Write the material out again exactly as it stands.

*** RECORDS FOR THE EXERCISE ***

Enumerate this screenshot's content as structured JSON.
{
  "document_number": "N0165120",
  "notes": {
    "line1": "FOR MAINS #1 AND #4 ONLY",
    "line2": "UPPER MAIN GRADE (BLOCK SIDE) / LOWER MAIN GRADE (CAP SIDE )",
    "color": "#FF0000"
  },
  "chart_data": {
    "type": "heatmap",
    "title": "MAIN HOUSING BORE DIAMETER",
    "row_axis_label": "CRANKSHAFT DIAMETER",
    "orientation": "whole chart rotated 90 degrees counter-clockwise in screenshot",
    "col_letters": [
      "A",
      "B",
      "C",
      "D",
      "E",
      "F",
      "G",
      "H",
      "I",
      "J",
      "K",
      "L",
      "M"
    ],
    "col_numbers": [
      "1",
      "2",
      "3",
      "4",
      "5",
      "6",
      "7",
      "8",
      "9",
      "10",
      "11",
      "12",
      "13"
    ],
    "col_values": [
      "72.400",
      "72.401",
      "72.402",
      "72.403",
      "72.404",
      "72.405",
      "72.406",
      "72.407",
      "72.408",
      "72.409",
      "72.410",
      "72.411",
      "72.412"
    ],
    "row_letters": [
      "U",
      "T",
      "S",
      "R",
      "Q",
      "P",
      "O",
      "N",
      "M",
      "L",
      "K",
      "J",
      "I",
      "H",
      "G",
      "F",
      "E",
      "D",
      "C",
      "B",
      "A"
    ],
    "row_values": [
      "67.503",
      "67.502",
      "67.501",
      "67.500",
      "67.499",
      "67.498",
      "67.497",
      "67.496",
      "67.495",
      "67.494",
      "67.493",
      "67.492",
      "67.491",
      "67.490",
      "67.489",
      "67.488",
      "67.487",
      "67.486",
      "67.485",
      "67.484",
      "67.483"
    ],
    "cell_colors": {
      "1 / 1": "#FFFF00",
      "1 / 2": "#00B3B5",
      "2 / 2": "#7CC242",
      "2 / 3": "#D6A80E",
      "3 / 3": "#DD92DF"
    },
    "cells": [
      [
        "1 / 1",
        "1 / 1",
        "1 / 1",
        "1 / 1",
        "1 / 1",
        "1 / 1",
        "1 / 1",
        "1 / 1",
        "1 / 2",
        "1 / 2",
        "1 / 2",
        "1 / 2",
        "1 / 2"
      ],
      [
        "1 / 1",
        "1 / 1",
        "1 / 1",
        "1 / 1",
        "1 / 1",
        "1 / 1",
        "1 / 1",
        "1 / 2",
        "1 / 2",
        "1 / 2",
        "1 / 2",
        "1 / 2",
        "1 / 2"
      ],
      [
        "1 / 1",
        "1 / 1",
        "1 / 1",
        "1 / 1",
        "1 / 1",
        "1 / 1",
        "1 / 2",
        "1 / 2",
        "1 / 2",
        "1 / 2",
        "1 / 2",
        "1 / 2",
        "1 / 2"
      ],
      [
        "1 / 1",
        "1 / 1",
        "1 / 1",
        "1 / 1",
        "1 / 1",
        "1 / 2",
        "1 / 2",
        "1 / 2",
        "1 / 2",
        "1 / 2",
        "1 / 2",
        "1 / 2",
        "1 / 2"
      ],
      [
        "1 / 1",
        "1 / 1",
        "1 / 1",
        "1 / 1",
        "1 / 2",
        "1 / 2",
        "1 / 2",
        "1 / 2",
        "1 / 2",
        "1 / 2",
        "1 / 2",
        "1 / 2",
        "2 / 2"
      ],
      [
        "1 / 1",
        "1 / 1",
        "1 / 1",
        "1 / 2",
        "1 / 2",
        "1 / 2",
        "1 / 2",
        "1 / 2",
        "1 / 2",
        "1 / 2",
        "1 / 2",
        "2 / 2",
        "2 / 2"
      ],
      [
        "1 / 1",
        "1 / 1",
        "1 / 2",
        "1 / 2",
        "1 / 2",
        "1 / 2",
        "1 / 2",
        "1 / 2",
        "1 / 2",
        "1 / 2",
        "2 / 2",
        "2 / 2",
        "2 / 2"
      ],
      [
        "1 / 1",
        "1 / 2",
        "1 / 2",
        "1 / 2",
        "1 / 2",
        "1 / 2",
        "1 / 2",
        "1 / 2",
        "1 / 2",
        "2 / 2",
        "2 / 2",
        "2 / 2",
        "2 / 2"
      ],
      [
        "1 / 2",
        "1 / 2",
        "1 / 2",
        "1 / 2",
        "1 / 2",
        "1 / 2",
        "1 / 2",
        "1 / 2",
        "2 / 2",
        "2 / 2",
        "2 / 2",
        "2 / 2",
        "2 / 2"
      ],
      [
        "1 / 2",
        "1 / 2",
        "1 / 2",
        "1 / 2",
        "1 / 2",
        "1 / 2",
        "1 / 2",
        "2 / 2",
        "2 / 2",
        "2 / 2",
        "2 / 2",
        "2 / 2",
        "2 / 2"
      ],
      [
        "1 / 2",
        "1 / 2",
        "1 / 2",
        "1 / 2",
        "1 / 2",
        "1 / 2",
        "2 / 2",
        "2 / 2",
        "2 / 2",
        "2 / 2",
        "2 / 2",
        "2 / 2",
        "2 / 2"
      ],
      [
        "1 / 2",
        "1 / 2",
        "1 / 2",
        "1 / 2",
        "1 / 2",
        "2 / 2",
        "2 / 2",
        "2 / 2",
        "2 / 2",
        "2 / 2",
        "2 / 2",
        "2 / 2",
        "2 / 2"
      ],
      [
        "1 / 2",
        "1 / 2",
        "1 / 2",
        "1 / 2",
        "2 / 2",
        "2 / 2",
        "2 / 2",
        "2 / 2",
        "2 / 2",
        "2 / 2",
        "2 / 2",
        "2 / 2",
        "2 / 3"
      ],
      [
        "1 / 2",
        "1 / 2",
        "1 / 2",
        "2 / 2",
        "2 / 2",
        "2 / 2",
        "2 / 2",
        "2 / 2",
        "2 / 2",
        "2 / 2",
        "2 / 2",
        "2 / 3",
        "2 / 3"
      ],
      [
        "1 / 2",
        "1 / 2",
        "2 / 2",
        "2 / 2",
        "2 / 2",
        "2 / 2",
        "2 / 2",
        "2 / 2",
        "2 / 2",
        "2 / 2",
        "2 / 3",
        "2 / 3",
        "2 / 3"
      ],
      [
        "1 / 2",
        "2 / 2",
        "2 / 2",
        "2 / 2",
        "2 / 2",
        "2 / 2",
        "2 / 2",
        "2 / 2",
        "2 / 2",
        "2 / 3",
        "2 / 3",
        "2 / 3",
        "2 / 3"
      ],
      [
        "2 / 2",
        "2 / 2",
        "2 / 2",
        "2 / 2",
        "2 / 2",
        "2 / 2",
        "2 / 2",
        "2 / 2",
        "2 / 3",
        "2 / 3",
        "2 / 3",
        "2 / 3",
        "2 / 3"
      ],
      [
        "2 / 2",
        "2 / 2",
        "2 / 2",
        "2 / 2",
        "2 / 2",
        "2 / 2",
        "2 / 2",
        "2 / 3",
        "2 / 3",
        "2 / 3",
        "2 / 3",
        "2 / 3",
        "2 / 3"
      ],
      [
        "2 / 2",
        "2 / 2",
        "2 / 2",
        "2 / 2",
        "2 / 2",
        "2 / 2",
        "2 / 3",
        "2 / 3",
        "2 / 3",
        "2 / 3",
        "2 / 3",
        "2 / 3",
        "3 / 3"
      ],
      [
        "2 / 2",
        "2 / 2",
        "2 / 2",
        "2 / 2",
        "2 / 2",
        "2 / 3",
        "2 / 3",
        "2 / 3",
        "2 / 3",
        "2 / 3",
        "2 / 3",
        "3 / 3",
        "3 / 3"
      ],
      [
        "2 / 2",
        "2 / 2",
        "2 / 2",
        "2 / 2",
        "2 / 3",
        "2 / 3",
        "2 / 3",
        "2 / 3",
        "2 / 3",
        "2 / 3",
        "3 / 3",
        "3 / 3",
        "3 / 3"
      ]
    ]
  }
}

***

**EXERCISE OUTPUT**:
Enumerate this screenshot's content as structured JSON.
{
  "document_number": "N0165120",
  "notes": {
    "line1": "FOR MAINS #1 AND #4 ONLY",
    "line2": "UPPER MAIN GRADE (BLOCK SIDE) / LOWER MAIN GRADE (CAP SIDE )",
    "color": "#FF0000"
  },
  "chart_data": {
    "type": "heatmap",
    "title": "MAIN HOUSING BORE DIAMETER",
    "row_axis_label": "CRANKSHAFT DIAMETER",
    "orientation": "whole chart rotated 90 degrees counter-clockwise in screenshot",
    "col_letters": [
      "A",
      "B",
      "C",
      "D",
      "E",
      "F",
      "G",
      "H",
      "I",
      "J",
      "K",
      "L",
      "M"
    ],
    "col_numbers": [
      "1",
      "2",
      "3",
      "4",
      "5",
      "6",
      "7",
      "8",
      "9",
      "10",
      "11",
      "12",
      "13"
    ],
    "col_values": [
      "72.400",
      "72.401",
      "72.402",
      "72.403",
      "72.404",
      "72.405",
      "72.406",
      "72.407",
      "72.408",
      "72.409",
      "72.410",
      "72.411",
      "72.412"
    ],
    "row_letters": [
      "U",
      "T",
      "S",
      "R",
      "Q",
      "P",
      "O",
      "N",
      "M",
      "L",
      "K",
      "J",
      "I",
      "H",
      "G",
      "F",
      "E",
      "D",
      "C",
      "B",
      "A"
    ],
    "row_values": [
      "67.503",
      "67.502",
      "67.501",
      "67.500",
      "67.499",
      "67.498",
      "67.497",
      "67.496",
      "67.495",
      "67.494",
      "67.493",
      "67.492",
      "67.491",
      "67.490",
      "67.489",
      "67.488",
      "67.487",
      "67.486",
      "67.485",
      "67.484",
      "67.483"
    ],
    "cell_colors": {
      "1 / 1": "#FFFF00",
      "1 / 2": "#00B3B5",
      "2 / 2": "#7CC242",
      "2 / 3": "#D6A80E",
      "3 / 3": "#DD92DF"
    },
    "cells": [
      [
        "1 / 1",
        "1 / 1",
        "1 / 1",
        "1 / 1",
        "1 / 1",
        "1 / 1",
        "1 / 1",
        "1 / 1",
        "1 / 2",
        "1 / 2",
        "1 / 2",
        "1 / 2",
        "1 / 2"
      ],
      [
        "1 / 1",
        "1 / 1",
        "1 / 1",
        "1 / 1",
        "1 / 1",
        "1 / 1",
        "1 / 1",
        "1 / 2",
        "1 / 2",
        "1 / 2",
        "1 / 2",
        "1 / 2",
        "1 / 2"
      ],
      [
        "1 / 1",
        "1 / 1",
        "1 / 1",
        "1 / 1",
        "1 / 1",
        "1 / 1",
        "1 / 2",
        "1 / 2",
        "1 / 2",
        "1 / 2",
        "1 / 2",
        "1 / 2",
        "1 / 2"
      ],
      [
        "1 / 1",
        "1 / 1",
        "1 / 1",
        "1 / 1",
        "1 / 1",
        "1 / 2",
        "1 / 2",
        "1 / 2",
        "1 / 2",
        "1 / 2",
        "1 / 2",
        "1 / 2",
        "1 / 2"
      ],
      [
        "1 / 1",
        "1 / 1",
        "1 / 1",
        "1 / 1",
        "1 / 2",
        "1 / 2",
        "1 / 2",
        "1 / 2",
        "1 / 2",
        "1 / 2",
        "1 / 2",
        "1 / 2",
        "2 / 2"
      ],
      [
        "1 / 1",
        "1 / 1",
        "1 / 1",
        "1 / 2",
        "1 / 2",
        "1 / 2",
        "1 / 2",
        "1 / 2",
        "1 / 2",
        "1 / 2",
        "1 / 2",
        "2 / 2",
        "2 / 2"
      ],
      [
        "1 / 1",
        "1 / 1",
        "1 / 2",
        "1 / 2",
        "1 / 2",
        "1 / 2",
        "1 / 2",
        "1 / 2",
        "1 / 2",
        "1 / 2",
        "2 / 2",
        "2 / 2",
        "2 / 2"
      ],
      [
        "1 / 1",
        "1 / 2",
        "1 / 2",
        "1 / 2",
        "1 / 2",
        "1 / 2",
        "1 / 2",
        "1 / 2",
        "1 / 2",
        "2 / 2",
        "2 / 2",
        "2 / 2",
        "2 / 2"
      ],
      [
        "1 / 2",
        "1 / 2",
        "1 / 2",
        "1 / 2",
        "1 / 2",
        "1 / 2",
        "1 / 2",
        "1 / 2",
        "2 / 2",
        "2 / 2",
        "2 / 2",
        "2 / 2",
        "2 / 2"
      ],
      [
        "1 / 2",
        "1 / 2",
        "1 / 2",
        "1 / 2",
        "1 / 2",
        "1 / 2",
        "1 / 2",
        "2 / 2",
        "2 / 2",
        "2 / 2",
        "2 / 2",
        "2 / 2",
        "2 / 2"
      ],
      [
        "1 / 2",
        "1 / 2",
        "1 / 2",
        "1 / 2",
        "1 / 2",
        "1 / 2",
        "2 / 2",
        "2 / 2",
        "2 / 2",
        "2 / 2",
        "2 / 2",
        "2 / 2",
        "2 / 2"
      ],
      [
        "1 / 2",
        "1 / 2",
        "1 / 2",
        "1 / 2",
        "1 / 2",
        "2 / 2",
        "2 / 2",
        "2 / 2",
        "2 / 2",
        "2 / 2",
        "2 / 2",
        "2 / 2",
        "2 / 2"
      ],
      [
        "1 / 2",
        "1 / 2",
        "1 / 2",
        "1 / 2",
        "2 / 2",
        "2 / 2",
        "2 / 2",
        "2 / 2",
        "2 / 2",
        "2 / 2",
        "2 / 2",
        "2 / 2",
        "2 / 3"
      ],
      [
        "1 / 2",
        "1 / 2",
        "1 / 2",
        "2 / 2",
        "2 / 2",
        "2 / 2",
        "2 / 2",
        "2 / 2",
        "2 / 2",
        "2 / 2",
        "2 / 2",
        "2 / 3",
        "2 / 3"
      ],
      [
        "1 / 2",
        "1 / 2",
        "2 / 2",
        "2 / 2",
        "2 / 2",
        "2 / 2",
        "2 / 2",
        "2 / 2",
        "2 / 2",
        "2 / 2",
        "2 / 3",
        "2 / 3",
        "2 / 3"
      ],
      [
        "1 / 2",
        "2 / 2",
        "2 / 2",
        "2 / 2",
        "2 / 2",
        "2 / 2",
        "2 / 2",
        "2 / 2",
        "2 / 2",
        "2 / 3",
        "2 / 3",
        "2 / 3",
        "2 / 3"
      ],
      [
        "2 / 2",
        "2 / 2",
        "2 / 2",
        "2 / 2",
        "2 / 2",
        "2 / 2",
        "2 / 2",
        "2 / 2",
        "2 / 3",
        "2 / 3",
        "2 / 3",
        "2 / 3",
        "2 / 3"
      ],
      [
        "2 / 2",
        "2 / 2",
        "2 / 2",
        "2 / 2",
        "2 / 2",
        "2 / 2",
        "2 / 2",
        "2 / 3",
        "2 / 3",
        "2 / 3",
        "2 / 3",
        "2 / 3",
        "2 / 3"
      ],
      [
        "2 / 2",
        "2 / 2",
        "2 / 2",
        "2 / 2",
        "2 / 2",
        "2 / 2",
        "2 / 3",
        "2 / 3",
        "2 / 3",
        "2 / 3",
        "2 / 3",
        "2 / 3",
        "3 / 3"
      ],
      [
        "2 / 2",
        "2 / 2",
        "2 / 2",
        "2 / 2",
        "2 / 2",
        "2 / 3",
        "2 / 3",
        "2 / 3",
        "2 / 3",
        "2 / 3",
        "2 / 3",
        "3 / 3",
        "3 / 3"
      ],
      [
        "2 / 2",
        "2 / 2",
        "2 / 2",
        "2 / 2",
        "2 / 3",
        "2 / 3",
        "2 / 3",
        "2 / 3",
        "2 / 3",
        "2 / 3",
        "3 / 3",
        "3 / 3",
        "3 / 3"
      ]
    ]
  }
}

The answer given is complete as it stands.